Problems to solve |
• 1. In the window glass excerpt, from what height does the ANSI and CPSC test drop the bag of lead shot onto the glass?
• 2. Print the passage of the window glass excerpt starting at "Smaller companies generally" and ending at "break at impact.".

Document |
------

If a person buys a vinyl window, then there is more of a chance that the window manufacturer made the IGU...but some of the larger vinyl manufacturers are starting to switch over to buying their IGU's (at least some of them) from the same source as the wood guys get theirs.   

Smaller companies generally make their own IGU's because it is cheaper for them to do so.  These are much simpler systems and they tend to reflect that in longevity.

I suspect that your brother's windows may be simple tempered glass.  Although I have never heard of dropping a bowling ball onto the glass to test it, there is an ANSI and CPSC test requirement that drops a bag filled with 100#'s of lead shot onto the glass from a height of four feet.  

This test is used with both laminated and tempered product and often - if the glass is thick enough - tempered glass doesn't break at impact.  

Thick tempered glass should be able to handle the bowling ball with little problem - depending on the drop height of course.

Tempered glass isn't generally used in bullet resistant applications, however.  In those cases laminated glass is used in various thicknesses and make-ups...

------

Material supplied |
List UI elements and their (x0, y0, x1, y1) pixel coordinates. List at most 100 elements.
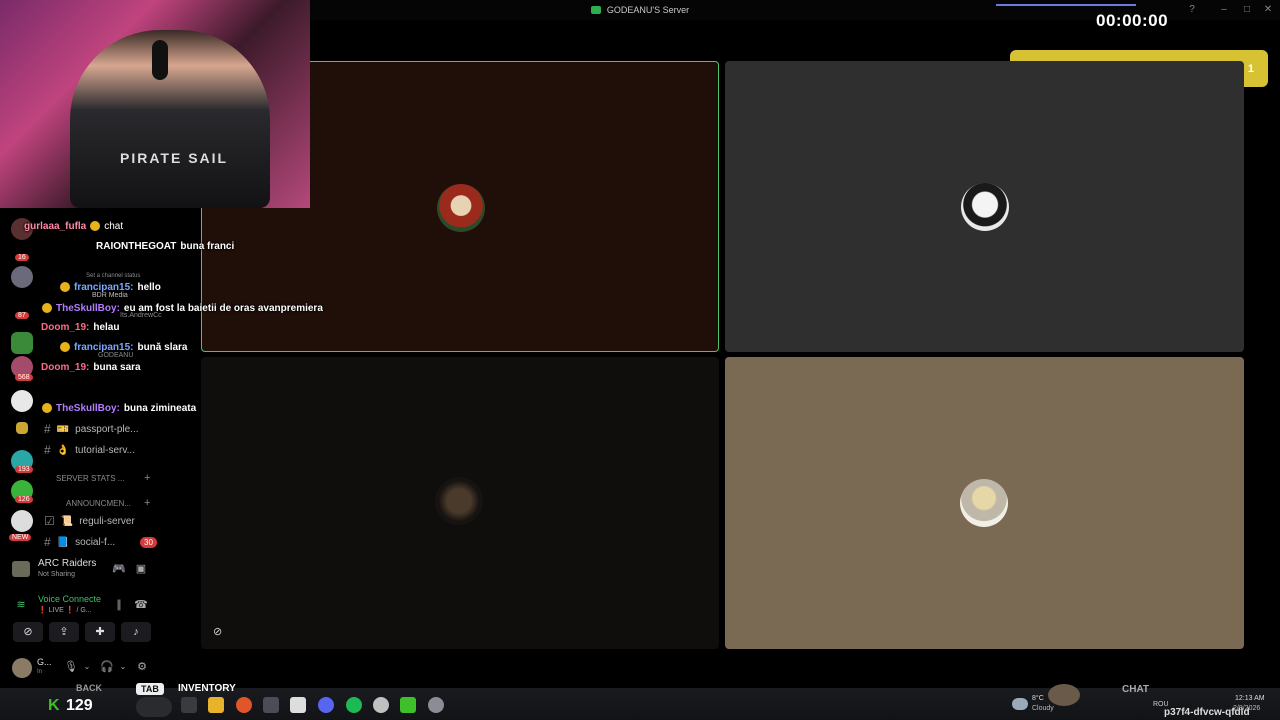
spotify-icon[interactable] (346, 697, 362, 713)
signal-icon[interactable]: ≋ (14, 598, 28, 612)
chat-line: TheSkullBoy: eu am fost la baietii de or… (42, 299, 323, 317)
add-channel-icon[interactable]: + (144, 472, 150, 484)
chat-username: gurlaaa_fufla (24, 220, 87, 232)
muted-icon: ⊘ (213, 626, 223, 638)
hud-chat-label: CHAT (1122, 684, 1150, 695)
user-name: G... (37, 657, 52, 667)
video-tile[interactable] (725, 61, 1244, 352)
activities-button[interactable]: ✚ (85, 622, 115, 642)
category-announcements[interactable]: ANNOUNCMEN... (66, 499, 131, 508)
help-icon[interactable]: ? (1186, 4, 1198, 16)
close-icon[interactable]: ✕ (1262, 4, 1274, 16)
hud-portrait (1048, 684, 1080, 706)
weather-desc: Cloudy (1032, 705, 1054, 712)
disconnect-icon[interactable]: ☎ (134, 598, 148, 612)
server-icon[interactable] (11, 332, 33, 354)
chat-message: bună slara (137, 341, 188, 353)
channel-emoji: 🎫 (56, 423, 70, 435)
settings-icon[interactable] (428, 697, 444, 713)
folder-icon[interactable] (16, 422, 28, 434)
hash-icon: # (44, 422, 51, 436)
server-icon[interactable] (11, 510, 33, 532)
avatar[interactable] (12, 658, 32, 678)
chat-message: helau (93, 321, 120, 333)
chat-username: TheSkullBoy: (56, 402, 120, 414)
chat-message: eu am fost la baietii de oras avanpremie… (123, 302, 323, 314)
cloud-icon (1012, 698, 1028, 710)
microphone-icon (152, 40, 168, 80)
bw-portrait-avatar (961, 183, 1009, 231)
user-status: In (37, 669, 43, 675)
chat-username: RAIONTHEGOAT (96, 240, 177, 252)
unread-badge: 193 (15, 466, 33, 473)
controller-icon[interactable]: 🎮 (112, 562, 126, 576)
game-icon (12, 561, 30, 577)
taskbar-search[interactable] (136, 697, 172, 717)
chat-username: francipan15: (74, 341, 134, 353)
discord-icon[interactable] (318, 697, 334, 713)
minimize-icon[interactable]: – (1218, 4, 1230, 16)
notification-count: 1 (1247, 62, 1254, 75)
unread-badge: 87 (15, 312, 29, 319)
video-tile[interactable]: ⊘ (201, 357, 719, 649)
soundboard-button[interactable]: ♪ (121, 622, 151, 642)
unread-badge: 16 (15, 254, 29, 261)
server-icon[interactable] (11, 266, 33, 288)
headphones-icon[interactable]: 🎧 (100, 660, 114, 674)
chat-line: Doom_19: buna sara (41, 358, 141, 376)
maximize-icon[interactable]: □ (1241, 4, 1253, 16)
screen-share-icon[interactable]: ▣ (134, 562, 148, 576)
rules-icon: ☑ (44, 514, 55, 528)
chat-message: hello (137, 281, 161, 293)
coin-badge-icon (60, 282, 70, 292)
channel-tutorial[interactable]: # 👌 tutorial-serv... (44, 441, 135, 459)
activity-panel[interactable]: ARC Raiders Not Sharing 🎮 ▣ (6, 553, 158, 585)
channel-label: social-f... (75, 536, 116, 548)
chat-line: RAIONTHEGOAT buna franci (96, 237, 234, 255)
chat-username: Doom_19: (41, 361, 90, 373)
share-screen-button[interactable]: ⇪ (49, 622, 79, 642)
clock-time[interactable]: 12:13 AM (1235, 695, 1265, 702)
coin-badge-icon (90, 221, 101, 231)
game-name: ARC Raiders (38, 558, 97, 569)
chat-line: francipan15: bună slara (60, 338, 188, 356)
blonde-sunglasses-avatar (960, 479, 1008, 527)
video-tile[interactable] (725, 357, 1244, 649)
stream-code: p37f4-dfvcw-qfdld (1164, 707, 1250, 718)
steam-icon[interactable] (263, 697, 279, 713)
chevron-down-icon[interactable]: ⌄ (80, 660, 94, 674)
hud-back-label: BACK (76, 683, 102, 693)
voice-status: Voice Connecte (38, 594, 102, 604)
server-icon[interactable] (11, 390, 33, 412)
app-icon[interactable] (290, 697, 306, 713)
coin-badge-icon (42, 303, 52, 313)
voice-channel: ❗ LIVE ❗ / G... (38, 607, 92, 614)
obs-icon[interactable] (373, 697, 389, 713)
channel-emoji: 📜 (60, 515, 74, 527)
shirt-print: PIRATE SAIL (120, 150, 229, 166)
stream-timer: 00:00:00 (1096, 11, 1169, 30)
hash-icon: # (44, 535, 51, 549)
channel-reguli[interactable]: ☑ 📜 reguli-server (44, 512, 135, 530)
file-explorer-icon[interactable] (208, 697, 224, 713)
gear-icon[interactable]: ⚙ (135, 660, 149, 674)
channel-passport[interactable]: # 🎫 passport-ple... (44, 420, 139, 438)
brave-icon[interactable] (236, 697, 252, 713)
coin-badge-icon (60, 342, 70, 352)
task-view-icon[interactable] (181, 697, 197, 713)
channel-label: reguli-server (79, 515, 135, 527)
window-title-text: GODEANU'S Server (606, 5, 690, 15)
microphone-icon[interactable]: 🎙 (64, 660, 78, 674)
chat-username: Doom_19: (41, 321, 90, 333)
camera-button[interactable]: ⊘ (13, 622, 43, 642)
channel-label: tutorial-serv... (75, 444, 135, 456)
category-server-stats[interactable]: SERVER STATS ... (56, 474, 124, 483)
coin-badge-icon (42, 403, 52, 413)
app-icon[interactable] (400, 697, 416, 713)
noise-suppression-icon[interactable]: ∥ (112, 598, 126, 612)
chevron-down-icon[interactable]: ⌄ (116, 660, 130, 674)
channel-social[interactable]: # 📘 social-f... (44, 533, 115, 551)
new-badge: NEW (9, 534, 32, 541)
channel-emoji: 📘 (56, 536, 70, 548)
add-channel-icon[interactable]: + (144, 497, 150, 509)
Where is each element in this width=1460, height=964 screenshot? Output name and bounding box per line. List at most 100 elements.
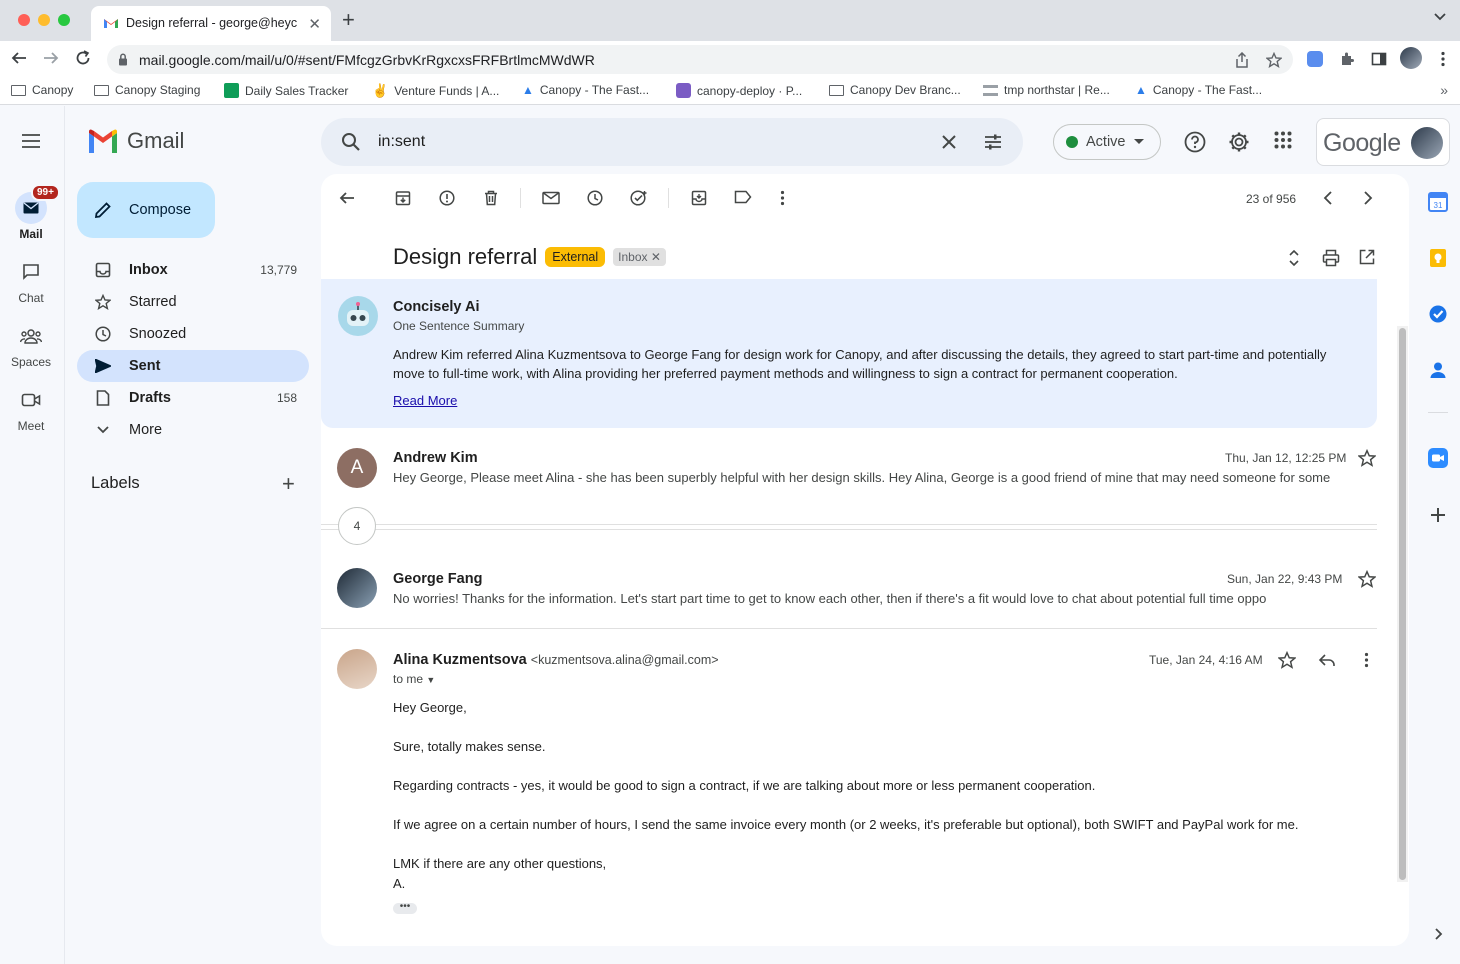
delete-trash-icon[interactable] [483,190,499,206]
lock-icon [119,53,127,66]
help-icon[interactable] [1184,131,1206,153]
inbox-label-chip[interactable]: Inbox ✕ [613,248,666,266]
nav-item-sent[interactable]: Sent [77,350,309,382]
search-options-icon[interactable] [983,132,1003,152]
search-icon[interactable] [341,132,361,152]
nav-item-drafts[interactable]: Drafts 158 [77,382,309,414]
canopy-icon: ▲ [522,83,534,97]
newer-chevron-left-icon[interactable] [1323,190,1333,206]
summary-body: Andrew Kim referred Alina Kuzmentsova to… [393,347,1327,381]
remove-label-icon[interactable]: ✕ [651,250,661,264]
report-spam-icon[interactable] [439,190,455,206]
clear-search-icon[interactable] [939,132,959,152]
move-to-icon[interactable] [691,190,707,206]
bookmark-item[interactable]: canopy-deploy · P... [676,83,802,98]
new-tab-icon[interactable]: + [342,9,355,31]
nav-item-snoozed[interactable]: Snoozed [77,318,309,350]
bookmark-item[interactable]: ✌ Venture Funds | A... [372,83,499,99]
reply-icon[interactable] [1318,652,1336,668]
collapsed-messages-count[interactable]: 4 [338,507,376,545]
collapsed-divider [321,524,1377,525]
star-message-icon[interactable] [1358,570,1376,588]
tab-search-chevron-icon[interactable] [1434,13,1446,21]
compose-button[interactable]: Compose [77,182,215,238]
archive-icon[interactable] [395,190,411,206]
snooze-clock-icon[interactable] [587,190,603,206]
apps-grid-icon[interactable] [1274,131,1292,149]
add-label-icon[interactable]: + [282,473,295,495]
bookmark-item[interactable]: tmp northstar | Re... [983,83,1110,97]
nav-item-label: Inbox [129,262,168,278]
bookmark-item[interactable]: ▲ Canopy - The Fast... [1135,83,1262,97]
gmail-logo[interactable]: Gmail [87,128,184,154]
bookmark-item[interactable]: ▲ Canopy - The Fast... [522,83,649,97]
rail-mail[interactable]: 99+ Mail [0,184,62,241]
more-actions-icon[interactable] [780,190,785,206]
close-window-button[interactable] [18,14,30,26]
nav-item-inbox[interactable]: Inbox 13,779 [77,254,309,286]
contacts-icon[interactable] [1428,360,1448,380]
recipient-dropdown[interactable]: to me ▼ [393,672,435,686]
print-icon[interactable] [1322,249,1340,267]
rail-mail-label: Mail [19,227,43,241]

------

Response list |
• 1. Four feet.

• 2.
Smaller companies generally make their own IGU's because it is cheaper for them to do so.  These are much simpler systems and they tend to reflect that in longevity.

I suspect that your brother's windows may be simple tempered glass.  Although I have never heard of dropping a bowling ball onto the glass to test it, there is an ANSI and CPSC test requirement that drops a bag filled with 100#'s of lead shot onto the glass from a height of four feet.  

This test is used with both laminated and tempered product and often - if the glass is thick enough - tempered glass doesn't break at impact.